▸ **EXERCISE MATERIALS**
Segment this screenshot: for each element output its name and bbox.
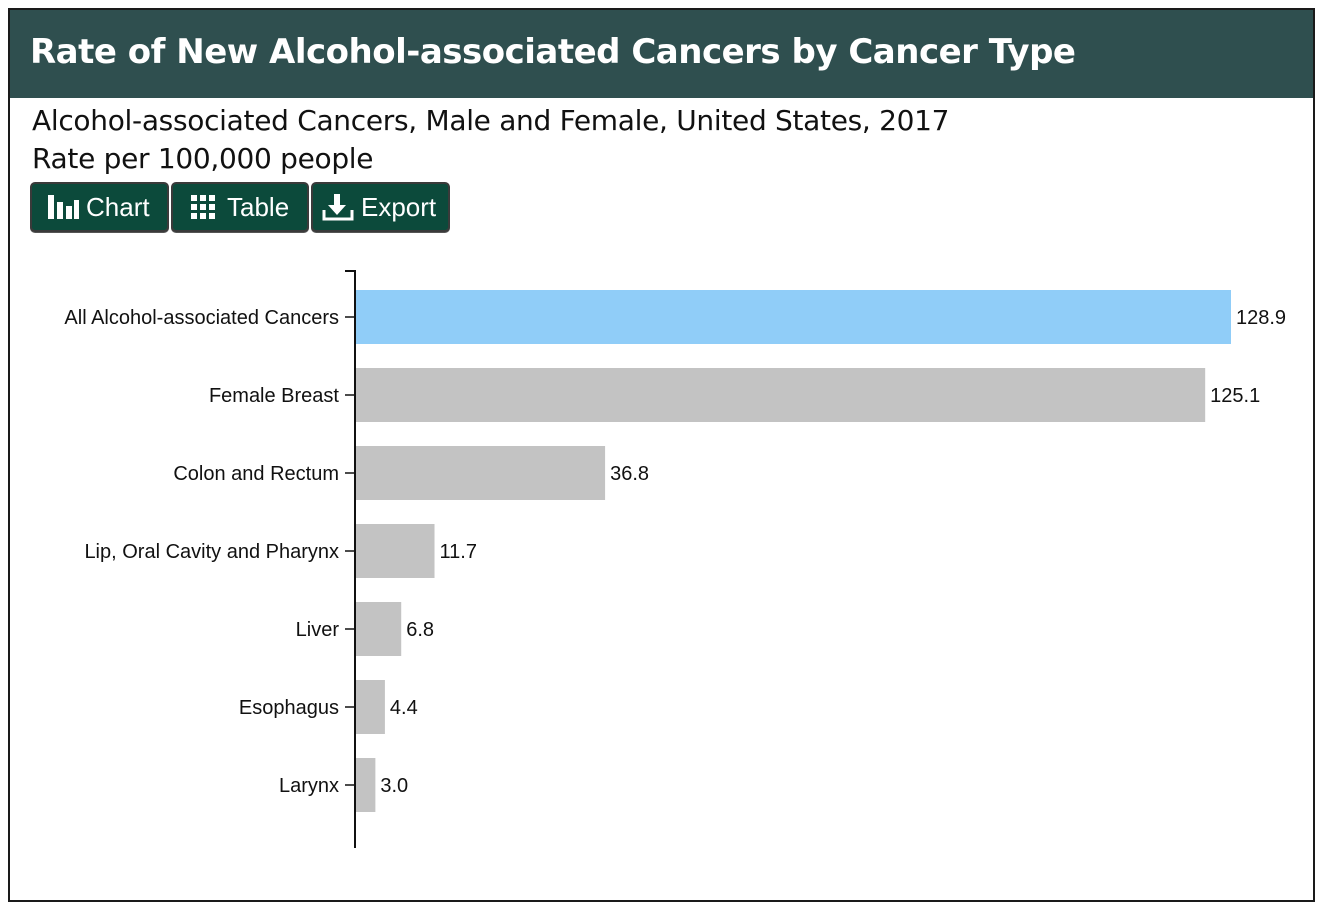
table-view-button[interactable]: Table	[171, 182, 309, 232]
chart-view-label: Chart	[86, 191, 150, 222]
download-icon	[322, 194, 354, 221]
export-label: Export	[361, 191, 437, 222]
value-label: 36.8	[610, 463, 649, 485]
value-label: 128.9	[1236, 307, 1286, 329]
bar-chart-icon	[48, 195, 79, 219]
category-label: Female Breast	[209, 385, 339, 407]
bar[interactable]	[355, 368, 1206, 422]
category-label: Esophagus	[239, 697, 339, 719]
export-button[interactable]: Export	[311, 182, 450, 232]
subtitle-line-2: Rate per 100,000 people	[32, 142, 374, 175]
bar[interactable]	[355, 290, 1231, 344]
category-label: Lip, Oral Cavity and Pharynx	[84, 541, 339, 563]
title-bar: Rate of New Alcohol-associated Cancers b…	[10, 10, 1313, 98]
bar[interactable]	[355, 680, 385, 734]
value-label: 6.8	[406, 619, 434, 641]
bar[interactable]	[355, 446, 606, 500]
value-label: 11.7	[440, 541, 477, 563]
category-label: All Alcohol-associated Cancers	[64, 307, 339, 329]
bar-chart: All Alcohol-associated Cancers 128.9 Femal…	[64, 270, 1286, 848]
value-label: 125.1	[1210, 385, 1260, 407]
table-view-label: Table	[227, 191, 290, 222]
value-label: 3.0	[380, 775, 408, 797]
chart-panel: Rate of New Alcohol-associated Cancers b…	[8, 8, 1315, 902]
subtitle-line-1: Alcohol-associated Cancers, Male and Fem…	[32, 104, 950, 137]
category-label: Colon and Rectum	[173, 463, 339, 485]
chart-view-button[interactable]: Chart	[30, 182, 169, 232]
bar[interactable]	[355, 758, 376, 812]
value-label: 4.4	[390, 697, 418, 719]
page-title: Rate of New Alcohol-associated Cancers b…	[30, 32, 1076, 72]
bar[interactable]	[355, 524, 435, 578]
chart-subtitle: Alcohol-associated Cancers, Male and Fem…	[32, 102, 949, 178]
category-label: Liver	[296, 619, 340, 641]
grid-icon	[191, 195, 215, 219]
category-label: Larynx	[279, 775, 339, 797]
bar[interactable]	[355, 602, 402, 656]
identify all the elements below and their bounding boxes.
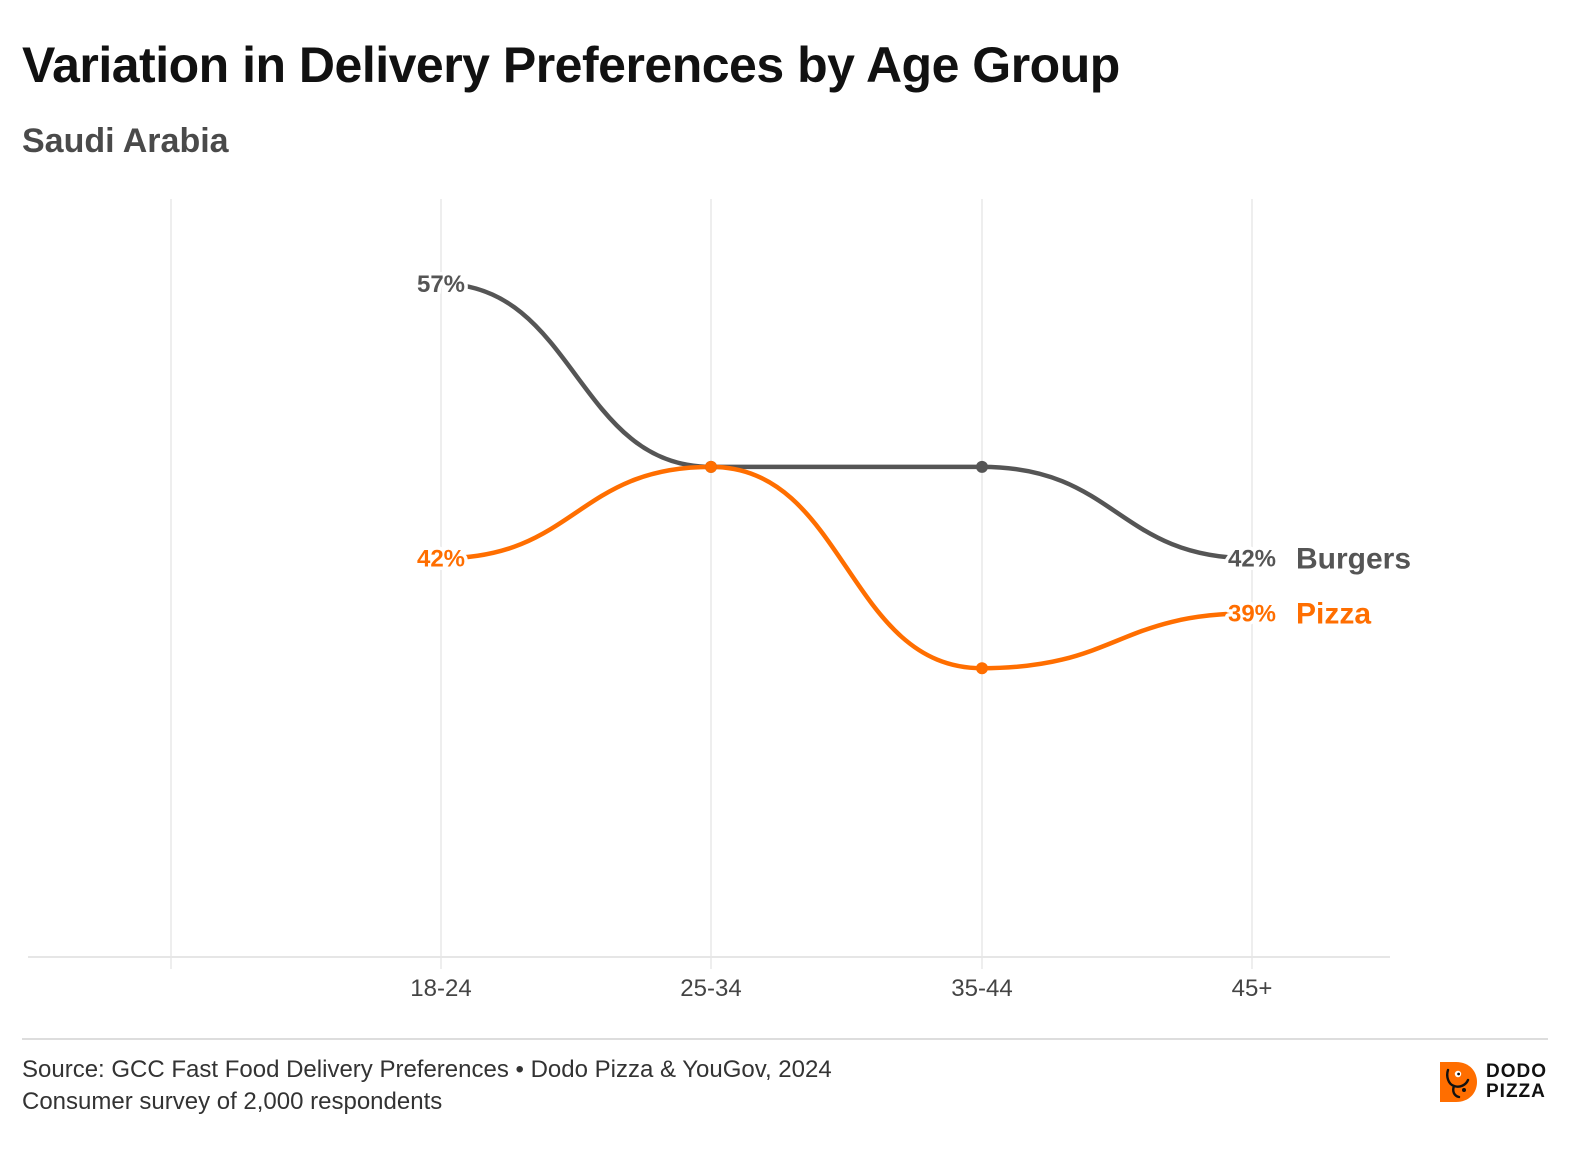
- dodo-pizza-logo: DODO PIZZA: [1436, 1060, 1552, 1106]
- burgers-series-label: Burgers: [1296, 542, 1411, 575]
- series-labels: Burgers Pizza: [1296, 542, 1411, 630]
- x-tick-label: 35-44: [951, 975, 1012, 1002]
- line-chart: 18-24 25-34 35-44 45+ 57% 42% 42% 39% Burgers P…: [28, 199, 1411, 1002]
- burgers-point: [976, 460, 988, 473]
- survey-line: Consumer survey of 2,000 respondents: [22, 1088, 443, 1115]
- chart-subtitle: Saudi Arabia: [22, 122, 229, 160]
- series-lines: [438, 281, 1255, 671]
- data-labels: 57% 42% 42% 39%: [413, 267, 1279, 630]
- logo-word-dodo: DODO: [1486, 1061, 1547, 1082]
- pizza-series-label: Pizza: [1296, 597, 1371, 630]
- x-axis-ticks: 18-24 25-34 35-44 45+: [410, 975, 1272, 1002]
- x-tick-label: 18-24: [410, 975, 471, 1002]
- burgers-value-label: 57%: [417, 271, 465, 298]
- source-note: Source: GCC Fast Food Delivery Preferenc…: [22, 1054, 832, 1118]
- pizza-value-label: 39%: [1228, 600, 1276, 627]
- dodo-bird-icon: [1440, 1062, 1477, 1102]
- source-line: Source: GCC Fast Food Delivery Preferenc…: [22, 1056, 832, 1083]
- pizza-point: [705, 460, 717, 473]
- logo-word-pizza: PIZZA: [1486, 1081, 1546, 1102]
- burgers-line: [438, 281, 1255, 561]
- grid-lines: [170, 199, 1253, 969]
- pizza-point: [976, 662, 988, 675]
- footer-divider: [22, 1038, 1548, 1040]
- pizza-line: [438, 464, 1255, 671]
- burgers-value-label: 42%: [1228, 545, 1276, 572]
- data-points: [705, 460, 988, 675]
- logo-wordmark: DODO PIZZA: [1486, 1062, 1547, 1102]
- x-tick-label: 25-34: [680, 975, 741, 1002]
- pizza-value-label: 42%: [417, 545, 465, 572]
- chart-title: Variation in Delivery Preferences by Age…: [22, 37, 1120, 93]
- x-tick-label: 45+: [1232, 975, 1273, 1002]
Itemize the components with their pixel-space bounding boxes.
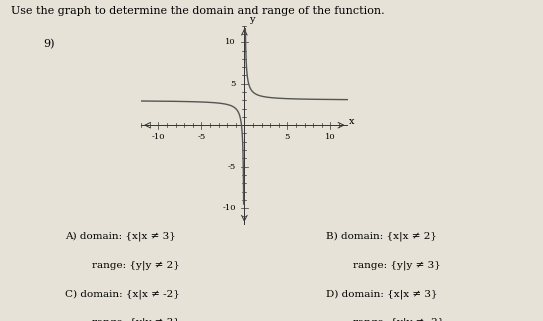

▸ **DO THIS**
Lay out the listing above as a Markdown table with the columns Row and Line. Include the lines from the one containing "- dodo-pizza-logo: DODO" through the one containing "- survey-line: Consumer", and leave out any blank lines.

▸ **SOLUTION FOR THIS TASK**
| Row | Line |
|---|---|
| 1 | - dodo-pizza-logo: DODO PIZZA: [1436, 1060, 1552, 1106] |
| 2 | - burgers-series-label: Burgers: [1296, 542, 1411, 575] |
| 3 | - series-labels: Burgers Pizza: [1296, 542, 1411, 630] |
| 4 | - x-tick-label: 35-44: [951, 975, 1012, 1002] |
| 5 | - line-chart: 18-24 25-34 35-44 45+ 57% 42% 42% 39% Burgers P…: [28, 199, 1411, 1002] |
| 6 | - burgers-point: [976, 460, 988, 473] |
| 7 | - survey-line: Consumer survey of 2,000 respondents: [22, 1088, 443, 1115] |